▶ THE REQUEST
Where a line of the listing below includes the word "name", reproduce that line.
--- Begin ---
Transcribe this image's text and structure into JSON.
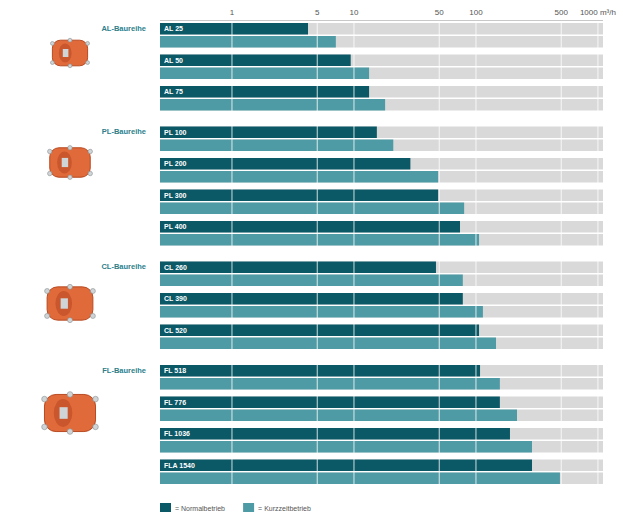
{
  "chart_data": {
    "type": "bar",
    "orientation": "horizontal",
    "log": "x",
    "grid": true,
    "data_labels": false,
    "legend": "bottom-left",
    "tick_labels": "x",
    "categories": [
      "AL 25",
      "AL 50",
      "AL 75",
      "PL 100",
      "PL 200",
      "PL 300",
      "PL 400",
      "CL 260",
      "CL 390",
      "CL 520",
      "FL 518",
      "FL 776",
      "FL 1036",
      "FLA 1540"
    ],
    "groups": [
      {
        "name": "AL-Baureihe",
        "count": 3
      },
      {
        "name": "PL-Baureihe",
        "count": 4
      },
      {
        "name": "CL-Baureihe",
        "count": 3
      },
      {
        "name": "FL-Baureihe",
        "count": 4
      }
    ],
    "series": [
      {
        "name": "= Normalbetrieb",
        "color": "#0b5866",
        "values": [
          4.2,
          9.4,
          13.3,
          15.4,
          29,
          49,
          74,
          47,
          78,
          106,
          108,
          157,
          190,
          288
        ]
      },
      {
        "name": "= Kurzzeitbetrieb",
        "color": "#4e9ba6",
        "values": [
          7.1,
          13.3,
          18,
          21,
          49,
          80,
          106,
          78,
          114,
          146,
          157,
          217,
          288,
          488
        ]
      }
    ],
    "xlim": [
      0.257,
      1100
    ],
    "xticks": [
      1,
      5,
      10,
      50,
      100,
      500,
      {
        "value": 1000,
        "label": "1000 m³/h"
      }
    ]
  }
}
--- End ---
▶ RESULT FOR THIS TASK
        "name": "AL-Baureihe",
        "name": "PL-Baureihe",
        "name": "CL-Baureihe",
        "name": "FL-Baureihe",
        "name": "= Normalbetrieb",
        "name": "= Kurzzeitbetrieb",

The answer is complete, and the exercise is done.